◆ Available data:

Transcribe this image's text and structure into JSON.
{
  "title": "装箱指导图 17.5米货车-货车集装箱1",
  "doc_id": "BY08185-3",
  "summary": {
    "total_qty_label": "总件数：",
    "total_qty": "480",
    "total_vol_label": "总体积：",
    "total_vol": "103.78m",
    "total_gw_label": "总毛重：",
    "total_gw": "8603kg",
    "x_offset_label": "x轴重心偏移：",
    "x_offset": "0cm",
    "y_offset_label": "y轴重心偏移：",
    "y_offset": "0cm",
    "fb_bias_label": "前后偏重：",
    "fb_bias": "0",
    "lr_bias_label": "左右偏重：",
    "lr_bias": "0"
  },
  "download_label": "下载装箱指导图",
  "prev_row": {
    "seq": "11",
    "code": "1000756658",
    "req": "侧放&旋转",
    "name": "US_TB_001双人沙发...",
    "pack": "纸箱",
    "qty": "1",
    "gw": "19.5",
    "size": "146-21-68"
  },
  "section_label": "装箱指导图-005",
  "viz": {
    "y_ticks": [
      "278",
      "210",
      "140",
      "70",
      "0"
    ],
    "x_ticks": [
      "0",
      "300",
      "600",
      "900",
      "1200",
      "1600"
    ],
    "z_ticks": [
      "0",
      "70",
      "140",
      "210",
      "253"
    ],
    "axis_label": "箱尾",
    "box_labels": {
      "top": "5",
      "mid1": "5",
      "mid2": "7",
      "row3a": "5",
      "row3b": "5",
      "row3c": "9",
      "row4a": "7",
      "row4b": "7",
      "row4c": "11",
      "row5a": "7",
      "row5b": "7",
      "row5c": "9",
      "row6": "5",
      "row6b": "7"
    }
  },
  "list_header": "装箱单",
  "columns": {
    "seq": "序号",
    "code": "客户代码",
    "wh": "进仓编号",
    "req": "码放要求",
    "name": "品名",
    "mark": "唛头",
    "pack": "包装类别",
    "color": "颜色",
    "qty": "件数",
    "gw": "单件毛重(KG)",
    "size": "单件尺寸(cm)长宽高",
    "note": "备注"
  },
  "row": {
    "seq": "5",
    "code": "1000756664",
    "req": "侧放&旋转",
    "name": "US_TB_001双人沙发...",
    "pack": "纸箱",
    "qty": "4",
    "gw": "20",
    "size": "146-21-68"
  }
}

◆ Exercise aim: Repeat all entries. Match them exactly.

◆ Answer to this problem:
Transcribe this image's text and structure into JSON.
{
  "title": "装箱指导图 17.5米货车-货车集装箱1",
  "doc_id": "BY08185-3",
  "summary": {
    "total_qty_label": "总件数：",
    "total_qty": "480",
    "total_vol_label": "总体积：",
    "total_vol": "103.78m",
    "total_gw_label": "总毛重：",
    "total_gw": "8603kg",
    "x_offset_label": "x轴重心偏移：",
    "x_offset": "0cm",
    "y_offset_label": "y轴重心偏移：",
    "y_offset": "0cm",
    "fb_bias_label": "前后偏重：",
    "fb_bias": "0",
    "lr_bias_label": "左右偏重：",
    "lr_bias": "0"
  },
  "download_label": "下载装箱指导图",
  "prev_row": {
    "seq": "11",
    "code": "1000756658",
    "req": "侧放&旋转",
    "name": "US_TB_001双人沙发...",
    "pack": "纸箱",
    "qty": "1",
    "gw": "19.5",
    "size": "146-21-68"
  },
  "section_label": "装箱指导图-005",
  "viz": {
    "y_ticks": [
      "278",
      "210",
      "140",
      "70",
      "0"
    ],
    "x_ticks": [
      "0",
      "300",
      "600",
      "900",
      "1200",
      "1600"
    ],
    "z_ticks": [
      "0",
      "70",
      "140",
      "210",
      "253"
    ],
    "axis_label": "箱尾",
    "box_labels": {
      "top": "5",
      "mid1": "5",
      "mid2": "7",
      "row3a": "5",
      "row3b": "5",
      "row3c": "9",
      "row4a": "7",
      "row4b": "7",
      "row4c": "11",
      "row5a": "7",
      "row5b": "7",
      "row5c": "9",
      "row6": "5",
      "row6b": "7"
    }
  },
  "list_header": "装箱单",
  "columns": {
    "seq": "序号",
    "code": "客户代码",
    "wh": "进仓编号",
    "req": "码放要求",
    "name": "品名",
    "mark": "唛头",
    "pack": "包装类别",
    "color": "颜色",
    "qty": "件数",
    "gw": "单件毛重(KG)",
    "size": "单件尺寸(cm)长宽高",
    "note": "备注"
  },
  "row": {
    "seq": "5",
    "code": "1000756664",
    "req": "侧放&旋转",
    "name": "US_TB_001双人沙发...",
    "pack": "纸箱",
    "qty": "4",
    "gw": "20",
    "size": "146-21-68"
  }
}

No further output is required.